[TASK REQUIREMENTS] Rewrite the records from the beginning through the line containing "Segment this screenshot: for", changing "Respondents" to "Responders" and leaving everything else as is.

:::::

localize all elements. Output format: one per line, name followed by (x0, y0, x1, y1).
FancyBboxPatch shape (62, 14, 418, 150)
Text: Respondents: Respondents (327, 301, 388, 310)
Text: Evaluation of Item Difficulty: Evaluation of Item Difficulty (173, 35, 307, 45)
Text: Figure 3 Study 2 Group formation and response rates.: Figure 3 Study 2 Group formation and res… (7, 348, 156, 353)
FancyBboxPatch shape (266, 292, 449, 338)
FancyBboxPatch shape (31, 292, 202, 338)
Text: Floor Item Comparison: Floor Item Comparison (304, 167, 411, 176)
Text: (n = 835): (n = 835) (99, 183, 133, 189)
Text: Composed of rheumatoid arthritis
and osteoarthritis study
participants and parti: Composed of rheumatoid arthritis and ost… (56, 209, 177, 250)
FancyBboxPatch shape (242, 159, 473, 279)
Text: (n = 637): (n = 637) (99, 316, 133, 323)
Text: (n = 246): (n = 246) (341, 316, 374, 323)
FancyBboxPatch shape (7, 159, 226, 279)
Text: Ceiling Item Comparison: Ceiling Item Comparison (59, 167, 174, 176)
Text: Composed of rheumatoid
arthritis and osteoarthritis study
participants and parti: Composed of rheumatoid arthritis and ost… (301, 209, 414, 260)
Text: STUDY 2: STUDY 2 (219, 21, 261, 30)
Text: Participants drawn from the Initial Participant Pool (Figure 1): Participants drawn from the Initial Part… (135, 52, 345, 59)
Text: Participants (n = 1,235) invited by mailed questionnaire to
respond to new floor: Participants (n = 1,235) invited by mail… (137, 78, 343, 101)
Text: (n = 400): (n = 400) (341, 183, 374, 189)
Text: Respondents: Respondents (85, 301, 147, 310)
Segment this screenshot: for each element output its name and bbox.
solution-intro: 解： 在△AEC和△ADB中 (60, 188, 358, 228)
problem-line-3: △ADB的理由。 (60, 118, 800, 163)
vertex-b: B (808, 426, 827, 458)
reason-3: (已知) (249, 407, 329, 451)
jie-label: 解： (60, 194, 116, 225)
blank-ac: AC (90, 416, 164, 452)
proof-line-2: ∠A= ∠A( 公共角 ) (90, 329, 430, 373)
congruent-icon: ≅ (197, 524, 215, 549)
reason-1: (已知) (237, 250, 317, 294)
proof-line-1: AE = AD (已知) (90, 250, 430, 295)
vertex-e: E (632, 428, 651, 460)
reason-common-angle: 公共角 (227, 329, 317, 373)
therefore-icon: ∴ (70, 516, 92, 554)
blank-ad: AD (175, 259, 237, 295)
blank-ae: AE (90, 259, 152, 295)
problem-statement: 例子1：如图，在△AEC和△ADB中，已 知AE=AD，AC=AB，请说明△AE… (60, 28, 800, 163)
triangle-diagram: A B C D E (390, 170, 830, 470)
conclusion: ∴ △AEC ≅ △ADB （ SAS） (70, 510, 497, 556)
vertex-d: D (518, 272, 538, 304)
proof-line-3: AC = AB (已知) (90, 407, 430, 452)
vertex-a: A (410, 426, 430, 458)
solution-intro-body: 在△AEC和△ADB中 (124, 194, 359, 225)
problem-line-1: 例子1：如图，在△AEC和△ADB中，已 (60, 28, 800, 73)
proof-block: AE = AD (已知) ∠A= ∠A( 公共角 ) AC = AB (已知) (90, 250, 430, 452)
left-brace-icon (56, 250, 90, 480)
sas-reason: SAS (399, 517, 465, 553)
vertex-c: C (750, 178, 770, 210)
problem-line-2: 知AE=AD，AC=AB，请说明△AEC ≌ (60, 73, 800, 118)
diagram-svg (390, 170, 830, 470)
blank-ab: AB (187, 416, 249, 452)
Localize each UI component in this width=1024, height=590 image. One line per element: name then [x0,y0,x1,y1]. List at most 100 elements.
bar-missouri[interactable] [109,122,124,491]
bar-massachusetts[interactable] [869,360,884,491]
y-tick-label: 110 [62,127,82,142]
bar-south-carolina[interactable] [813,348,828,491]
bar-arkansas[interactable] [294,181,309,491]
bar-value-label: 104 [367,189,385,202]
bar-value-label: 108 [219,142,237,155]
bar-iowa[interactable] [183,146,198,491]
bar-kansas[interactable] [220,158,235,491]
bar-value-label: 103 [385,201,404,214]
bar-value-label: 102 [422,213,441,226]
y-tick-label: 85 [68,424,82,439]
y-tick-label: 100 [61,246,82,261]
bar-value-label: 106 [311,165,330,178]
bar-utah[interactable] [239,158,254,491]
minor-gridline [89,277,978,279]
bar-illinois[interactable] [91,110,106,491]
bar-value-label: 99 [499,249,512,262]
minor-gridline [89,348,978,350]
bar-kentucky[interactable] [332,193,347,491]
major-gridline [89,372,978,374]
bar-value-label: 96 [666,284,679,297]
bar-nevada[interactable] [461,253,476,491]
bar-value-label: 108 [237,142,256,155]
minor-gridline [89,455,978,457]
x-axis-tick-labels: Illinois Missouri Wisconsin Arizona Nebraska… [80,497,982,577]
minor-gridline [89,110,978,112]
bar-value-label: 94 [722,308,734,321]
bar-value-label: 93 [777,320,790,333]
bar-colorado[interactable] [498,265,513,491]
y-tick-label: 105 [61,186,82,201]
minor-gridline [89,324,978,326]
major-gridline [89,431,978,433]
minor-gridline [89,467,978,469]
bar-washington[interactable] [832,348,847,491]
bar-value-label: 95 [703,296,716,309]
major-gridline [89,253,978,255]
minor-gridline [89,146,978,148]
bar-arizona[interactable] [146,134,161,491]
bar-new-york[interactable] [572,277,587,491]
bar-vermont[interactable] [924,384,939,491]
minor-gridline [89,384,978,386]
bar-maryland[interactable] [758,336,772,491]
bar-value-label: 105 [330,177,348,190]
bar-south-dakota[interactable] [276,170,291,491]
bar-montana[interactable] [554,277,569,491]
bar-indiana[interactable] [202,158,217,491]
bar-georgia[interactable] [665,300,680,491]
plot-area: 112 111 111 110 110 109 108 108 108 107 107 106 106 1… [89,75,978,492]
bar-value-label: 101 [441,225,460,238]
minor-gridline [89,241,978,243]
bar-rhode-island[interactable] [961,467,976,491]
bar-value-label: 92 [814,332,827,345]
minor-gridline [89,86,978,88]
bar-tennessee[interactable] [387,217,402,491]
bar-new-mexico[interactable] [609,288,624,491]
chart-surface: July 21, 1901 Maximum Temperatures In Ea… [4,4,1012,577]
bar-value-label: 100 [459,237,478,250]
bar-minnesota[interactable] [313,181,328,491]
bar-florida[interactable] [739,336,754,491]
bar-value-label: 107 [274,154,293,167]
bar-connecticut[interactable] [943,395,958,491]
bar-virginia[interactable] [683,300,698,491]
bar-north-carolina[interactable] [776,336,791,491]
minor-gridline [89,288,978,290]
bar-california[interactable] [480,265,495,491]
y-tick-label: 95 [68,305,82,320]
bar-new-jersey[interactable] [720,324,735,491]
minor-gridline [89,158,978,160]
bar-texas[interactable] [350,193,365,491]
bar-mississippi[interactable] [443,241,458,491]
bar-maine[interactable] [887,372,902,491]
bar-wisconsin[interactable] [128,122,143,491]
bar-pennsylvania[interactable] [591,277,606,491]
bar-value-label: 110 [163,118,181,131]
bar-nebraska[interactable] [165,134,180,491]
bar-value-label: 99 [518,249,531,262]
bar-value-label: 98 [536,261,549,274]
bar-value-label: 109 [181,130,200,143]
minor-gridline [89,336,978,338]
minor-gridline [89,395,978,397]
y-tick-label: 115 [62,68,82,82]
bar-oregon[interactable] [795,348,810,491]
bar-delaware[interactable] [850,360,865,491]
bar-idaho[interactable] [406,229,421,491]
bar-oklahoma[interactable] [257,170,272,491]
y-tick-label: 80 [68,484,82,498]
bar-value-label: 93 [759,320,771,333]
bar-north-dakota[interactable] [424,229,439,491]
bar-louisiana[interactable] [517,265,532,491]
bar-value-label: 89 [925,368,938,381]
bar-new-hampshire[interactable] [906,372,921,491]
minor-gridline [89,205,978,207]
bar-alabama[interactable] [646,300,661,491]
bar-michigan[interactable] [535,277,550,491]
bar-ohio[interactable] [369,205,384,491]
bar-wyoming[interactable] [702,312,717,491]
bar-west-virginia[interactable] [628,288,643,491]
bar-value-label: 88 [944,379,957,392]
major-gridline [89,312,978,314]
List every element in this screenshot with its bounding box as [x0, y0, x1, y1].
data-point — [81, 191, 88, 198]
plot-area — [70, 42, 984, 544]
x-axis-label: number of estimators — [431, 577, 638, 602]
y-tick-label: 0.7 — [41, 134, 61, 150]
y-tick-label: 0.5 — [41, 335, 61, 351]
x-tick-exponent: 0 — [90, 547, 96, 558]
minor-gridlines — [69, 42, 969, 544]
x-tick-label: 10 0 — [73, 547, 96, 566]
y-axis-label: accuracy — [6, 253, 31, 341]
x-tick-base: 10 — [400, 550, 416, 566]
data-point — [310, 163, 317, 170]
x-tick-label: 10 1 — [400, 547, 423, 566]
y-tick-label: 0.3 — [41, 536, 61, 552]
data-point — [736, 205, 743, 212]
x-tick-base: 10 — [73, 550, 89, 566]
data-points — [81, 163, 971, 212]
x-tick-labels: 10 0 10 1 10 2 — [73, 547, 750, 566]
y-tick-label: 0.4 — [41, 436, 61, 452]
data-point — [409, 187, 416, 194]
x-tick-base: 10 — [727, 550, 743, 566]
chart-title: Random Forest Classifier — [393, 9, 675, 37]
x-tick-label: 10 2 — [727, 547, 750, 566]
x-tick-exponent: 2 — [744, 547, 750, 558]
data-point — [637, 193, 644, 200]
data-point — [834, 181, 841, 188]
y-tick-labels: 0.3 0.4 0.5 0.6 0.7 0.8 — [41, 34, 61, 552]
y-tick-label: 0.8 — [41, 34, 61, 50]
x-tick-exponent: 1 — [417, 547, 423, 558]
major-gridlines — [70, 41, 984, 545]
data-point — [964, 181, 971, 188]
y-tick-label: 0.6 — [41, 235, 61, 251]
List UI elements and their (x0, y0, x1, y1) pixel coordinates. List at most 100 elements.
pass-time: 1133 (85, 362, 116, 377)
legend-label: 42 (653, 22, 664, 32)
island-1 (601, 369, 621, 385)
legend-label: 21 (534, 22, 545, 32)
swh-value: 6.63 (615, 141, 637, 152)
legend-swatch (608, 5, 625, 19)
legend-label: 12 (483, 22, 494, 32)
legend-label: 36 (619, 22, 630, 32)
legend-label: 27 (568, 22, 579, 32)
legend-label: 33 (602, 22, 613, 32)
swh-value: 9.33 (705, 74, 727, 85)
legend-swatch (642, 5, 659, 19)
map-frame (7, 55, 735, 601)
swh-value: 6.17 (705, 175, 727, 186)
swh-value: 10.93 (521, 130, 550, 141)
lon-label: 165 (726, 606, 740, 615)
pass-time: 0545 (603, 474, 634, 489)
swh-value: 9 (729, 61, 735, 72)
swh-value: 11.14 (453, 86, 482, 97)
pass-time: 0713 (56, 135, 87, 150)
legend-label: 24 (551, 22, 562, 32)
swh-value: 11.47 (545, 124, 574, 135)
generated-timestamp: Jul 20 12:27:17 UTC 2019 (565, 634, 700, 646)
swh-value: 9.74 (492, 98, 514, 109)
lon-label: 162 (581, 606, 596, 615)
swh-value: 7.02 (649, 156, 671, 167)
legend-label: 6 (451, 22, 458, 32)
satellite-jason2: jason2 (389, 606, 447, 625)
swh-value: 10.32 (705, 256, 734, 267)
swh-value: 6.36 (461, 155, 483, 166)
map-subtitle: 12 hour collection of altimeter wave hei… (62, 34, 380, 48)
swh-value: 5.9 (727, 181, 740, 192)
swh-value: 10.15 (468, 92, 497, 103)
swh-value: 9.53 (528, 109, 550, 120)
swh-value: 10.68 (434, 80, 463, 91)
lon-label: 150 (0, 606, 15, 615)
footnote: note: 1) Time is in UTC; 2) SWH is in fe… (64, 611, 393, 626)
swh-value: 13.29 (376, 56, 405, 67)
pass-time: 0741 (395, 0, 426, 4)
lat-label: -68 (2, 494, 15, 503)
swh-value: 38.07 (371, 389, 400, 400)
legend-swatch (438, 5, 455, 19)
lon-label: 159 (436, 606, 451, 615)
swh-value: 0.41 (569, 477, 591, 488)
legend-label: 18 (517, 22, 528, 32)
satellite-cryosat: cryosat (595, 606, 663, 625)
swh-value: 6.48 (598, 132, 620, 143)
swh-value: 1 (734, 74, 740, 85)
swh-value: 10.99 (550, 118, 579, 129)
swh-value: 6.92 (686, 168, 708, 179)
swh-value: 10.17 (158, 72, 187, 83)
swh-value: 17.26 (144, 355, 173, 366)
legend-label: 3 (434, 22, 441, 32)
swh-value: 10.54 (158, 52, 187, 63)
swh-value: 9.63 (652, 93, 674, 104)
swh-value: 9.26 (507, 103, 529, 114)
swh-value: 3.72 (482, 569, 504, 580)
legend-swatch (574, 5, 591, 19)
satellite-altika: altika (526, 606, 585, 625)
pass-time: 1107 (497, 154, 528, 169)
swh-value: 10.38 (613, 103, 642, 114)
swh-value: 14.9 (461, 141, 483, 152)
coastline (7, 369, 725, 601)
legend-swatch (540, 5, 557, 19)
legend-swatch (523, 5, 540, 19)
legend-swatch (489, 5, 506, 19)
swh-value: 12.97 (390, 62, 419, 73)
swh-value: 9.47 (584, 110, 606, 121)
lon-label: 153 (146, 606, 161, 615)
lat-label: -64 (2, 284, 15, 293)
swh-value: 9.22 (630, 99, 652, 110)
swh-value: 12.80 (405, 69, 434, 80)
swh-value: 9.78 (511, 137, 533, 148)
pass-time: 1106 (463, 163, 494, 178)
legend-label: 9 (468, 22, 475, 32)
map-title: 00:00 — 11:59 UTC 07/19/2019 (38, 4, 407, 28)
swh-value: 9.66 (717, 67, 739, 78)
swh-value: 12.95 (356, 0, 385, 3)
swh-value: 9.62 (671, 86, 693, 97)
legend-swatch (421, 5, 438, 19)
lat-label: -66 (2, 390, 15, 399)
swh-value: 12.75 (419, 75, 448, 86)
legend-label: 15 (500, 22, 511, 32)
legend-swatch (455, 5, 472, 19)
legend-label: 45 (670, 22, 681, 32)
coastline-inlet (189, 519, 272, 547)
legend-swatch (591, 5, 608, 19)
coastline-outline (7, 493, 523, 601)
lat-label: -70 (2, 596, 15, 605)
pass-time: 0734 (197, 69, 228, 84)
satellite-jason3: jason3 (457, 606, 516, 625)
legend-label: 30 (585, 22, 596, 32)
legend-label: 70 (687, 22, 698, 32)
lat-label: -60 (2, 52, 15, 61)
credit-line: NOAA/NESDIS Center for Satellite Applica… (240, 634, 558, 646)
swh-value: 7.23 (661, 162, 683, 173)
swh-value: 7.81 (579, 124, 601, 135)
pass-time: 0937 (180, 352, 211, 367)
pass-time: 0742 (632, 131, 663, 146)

:::::

[FINISHED EXERCISE]
localize all elements. Output format: one per line, name followed by (x0, y0, x1, y1).
FancyBboxPatch shape (62, 14, 418, 150)
Text: Responders: Responders (327, 301, 388, 310)
Text: Evaluation of Item Difficulty: Evaluation of Item Difficulty (173, 35, 307, 45)
Text: Figure 3 Study 2 Group formation and response rates.: Figure 3 Study 2 Group formation and res… (7, 348, 156, 353)
FancyBboxPatch shape (266, 292, 449, 338)
FancyBboxPatch shape (31, 292, 202, 338)
Text: Floor Item Comparison: Floor Item Comparison (304, 167, 411, 176)
Text: (n = 835): (n = 835) (99, 183, 133, 189)
Text: Composed of rheumatoid arthritis
and osteoarthritis study
participants and parti: Composed of rheumatoid arthritis and ost… (56, 209, 177, 250)
FancyBboxPatch shape (242, 159, 473, 279)
Text: (n = 637): (n = 637) (99, 316, 133, 323)
Text: (n = 246): (n = 246) (341, 316, 374, 323)
FancyBboxPatch shape (7, 159, 226, 279)
Text: Ceiling Item Comparison: Ceiling Item Comparison (59, 167, 174, 176)
Text: Composed of rheumatoid
arthritis and osteoarthritis study
participants and parti: Composed of rheumatoid arthritis and ost… (301, 209, 414, 260)
Text: STUDY 2: STUDY 2 (219, 21, 261, 30)
Text: Participants drawn from the Initial Participant Pool (Figure 1): Participants drawn from the Initial Part… (135, 52, 345, 59)
Text: Participants (n = 1,235) invited by mailed questionnaire to
respond to new floor: Participants (n = 1,235) invited by mail… (137, 78, 343, 101)
Text: (n = 400): (n = 400) (341, 183, 374, 189)
Text: Responders: Responders (85, 301, 147, 310)
Segment this screenshot: for each element output its name and bbox.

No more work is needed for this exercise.